Exactly as they appear, output all of the entries.

[Collection entries]
※ ※ ※

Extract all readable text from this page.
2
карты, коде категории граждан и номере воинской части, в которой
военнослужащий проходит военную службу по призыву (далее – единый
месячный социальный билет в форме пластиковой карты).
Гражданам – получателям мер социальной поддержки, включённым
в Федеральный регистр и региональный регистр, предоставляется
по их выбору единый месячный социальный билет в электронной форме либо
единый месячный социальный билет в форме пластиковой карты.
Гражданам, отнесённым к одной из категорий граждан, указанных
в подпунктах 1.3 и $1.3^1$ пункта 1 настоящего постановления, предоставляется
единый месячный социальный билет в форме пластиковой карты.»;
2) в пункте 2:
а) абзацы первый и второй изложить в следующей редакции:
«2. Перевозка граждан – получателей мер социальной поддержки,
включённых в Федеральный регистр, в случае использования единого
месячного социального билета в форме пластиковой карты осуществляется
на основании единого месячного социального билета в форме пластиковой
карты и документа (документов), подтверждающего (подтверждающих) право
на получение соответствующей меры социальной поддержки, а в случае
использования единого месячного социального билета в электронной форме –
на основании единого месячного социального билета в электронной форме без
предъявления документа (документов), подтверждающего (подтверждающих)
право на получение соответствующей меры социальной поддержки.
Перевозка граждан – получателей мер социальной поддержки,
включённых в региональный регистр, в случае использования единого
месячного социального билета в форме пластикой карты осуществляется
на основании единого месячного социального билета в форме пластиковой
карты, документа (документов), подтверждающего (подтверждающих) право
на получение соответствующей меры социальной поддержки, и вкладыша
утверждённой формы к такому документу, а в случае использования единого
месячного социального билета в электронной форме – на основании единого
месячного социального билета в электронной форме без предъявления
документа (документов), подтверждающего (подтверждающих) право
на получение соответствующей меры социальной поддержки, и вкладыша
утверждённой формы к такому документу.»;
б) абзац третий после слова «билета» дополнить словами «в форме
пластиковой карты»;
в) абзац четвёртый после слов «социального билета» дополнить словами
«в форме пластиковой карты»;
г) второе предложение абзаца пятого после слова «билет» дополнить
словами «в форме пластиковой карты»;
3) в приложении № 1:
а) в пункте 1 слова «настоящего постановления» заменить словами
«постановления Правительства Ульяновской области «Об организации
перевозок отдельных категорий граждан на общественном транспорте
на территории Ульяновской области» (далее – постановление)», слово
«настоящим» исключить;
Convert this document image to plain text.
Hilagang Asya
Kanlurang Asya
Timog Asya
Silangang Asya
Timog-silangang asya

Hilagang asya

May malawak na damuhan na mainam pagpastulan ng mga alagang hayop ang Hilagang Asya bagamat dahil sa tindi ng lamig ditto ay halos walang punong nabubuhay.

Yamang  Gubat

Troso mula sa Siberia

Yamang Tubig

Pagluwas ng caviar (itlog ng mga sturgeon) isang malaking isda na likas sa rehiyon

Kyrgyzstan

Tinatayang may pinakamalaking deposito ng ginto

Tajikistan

※ ※ ※

THE OUTPUT:
Extract all readable text from this page.
2
карты, коде категории граждан и номере воинской части, в которой
военнослужащий проходит военную службу по призыву (далее – единый
месячный социальный билет в форме пластиковой карты).
Гражданам – получателям мер социальной поддержки, включённым
в Федеральный регистр и региональный регистр, предоставляется
по их выбору единый месячный социальный билет в электронной форме либо
единый месячный социальный билет в форме пластиковой карты.
Гражданам, отнесённым к одной из категорий граждан, указанных
в подпунктах 1.3 и $1.3^1$ пункта 1 настоящего постановления, предоставляется
единый месячный социальный билет в форме пластиковой карты.»;
2) в пункте 2:
а) абзацы первый и второй изложить в следующей редакции:
«2. Перевозка граждан – получателей мер социальной поддержки,
включённых в Федеральный регистр, в случае использования единого
месячного социального билета в форме пластиковой карты осуществляется
на основании единого месячного социального билета в форме пластиковой
карты и документа (документов), подтверждающего (подтверждающих) право
на получение соответствующей меры социальной поддержки, а в случае
использования единого месячного социального билета в электронной форме –
на основании единого месячного социального билета в электронной форме без
предъявления документа (документов), подтверждающего (подтверждающих)
право на получение соответствующей меры социальной поддержки.
Перевозка граждан – получателей мер социальной поддержки,
включённых в региональный регистр, в случае использования единого
месячного социального билета в форме пластикой карты осуществляется
на основании единого месячного социального билета в форме пластиковой
карты, документа (документов), подтверждающего (подтверждающих) право
на получение соответствующей меры социальной поддержки, и вкладыша
утверждённой формы к такому документу, а в случае использования единого
месячного социального билета в электронной форме – на основании единого
месячного социального билета в электронной форме без предъявления
документа (документов), подтверждающего (подтверждающих) право
на получение соответствующей меры социальной поддержки, и вкладыша
утверждённой формы к такому документу.»;
б) абзац третий после слова «билета» дополнить словами «в форме
пластиковой карты»;
в) абзац четвёртый после слов «социального билета» дополнить словами
«в форме пластиковой карты»;
г) второе предложение абзаца пятого после слова «билет» дополнить
словами «в форме пластиковой карты»;
3) в приложении № 1:
а) в пункте 1 слова «настоящего постановления» заменить словами
«постановления Правительства Ульяновской области «Об организации
перевозок отдельных категорий граждан на общественном транспорте
на территории Ульяновской области» (далее – постановление)», слово
«настоящим» исключить;
Convert this document image to plain text.
Hilagang Asya
Kanlurang Asya
Timog Asya
Silangang Asya
Timog-silangang asya

Hilagang asya

May malawak na damuhan na mainam pagpastulan ng mga alagang hayop ang Hilagang Asya bagamat dahil sa tindi ng lamig ditto ay halos walang punong nabubuhay.

Yamang  Gubat

Troso mula sa Siberia

Yamang Tubig

Pagluwas ng caviar (itlog ng mga sturgeon) isang malaking isda na likas sa rehiyon

Kyrgyzstan

Tinatayang may pinakamalaking deposito ng ginto

Tajikistan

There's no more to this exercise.